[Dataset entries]
☆ ☆ ☆ ☆ ☆

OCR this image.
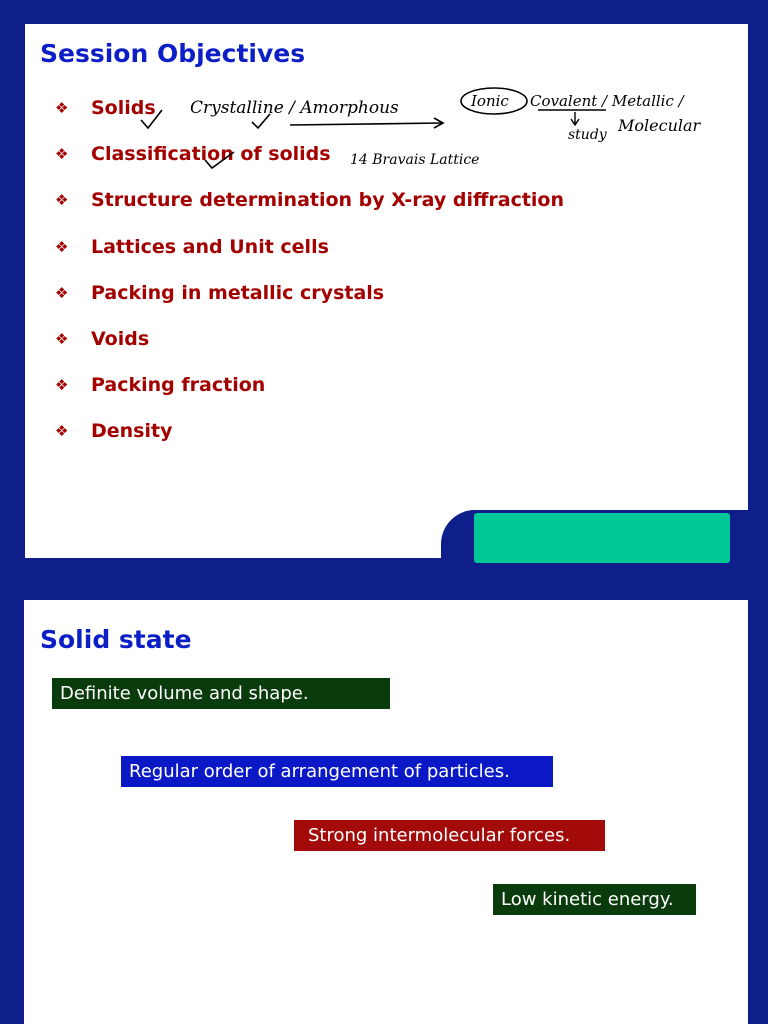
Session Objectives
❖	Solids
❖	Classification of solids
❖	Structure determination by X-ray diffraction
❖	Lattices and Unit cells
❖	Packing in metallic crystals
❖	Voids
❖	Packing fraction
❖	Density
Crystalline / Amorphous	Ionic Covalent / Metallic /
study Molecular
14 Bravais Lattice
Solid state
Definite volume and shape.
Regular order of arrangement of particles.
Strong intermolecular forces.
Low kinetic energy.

☆ ☆ ☆ ☆ ☆

# Your assignment
An exact copy of every record above is required, with all pictures omitted.

# Exercise output
OCR this image.
Session Objectives
❖	Solids
❖	Classification of solids
❖	Structure determination by X-ray diffraction
❖	Lattices and Unit cells
❖	Packing in metallic crystals
❖	Voids
❖	Packing fraction
❖	Density
Crystalline / Amorphous	Ionic Covalent / Metallic /
study Molecular
14 Bravais Lattice
Solid state
Definite volume and shape.
Regular order of arrangement of particles.
Strong intermolecular forces.
Low kinetic energy.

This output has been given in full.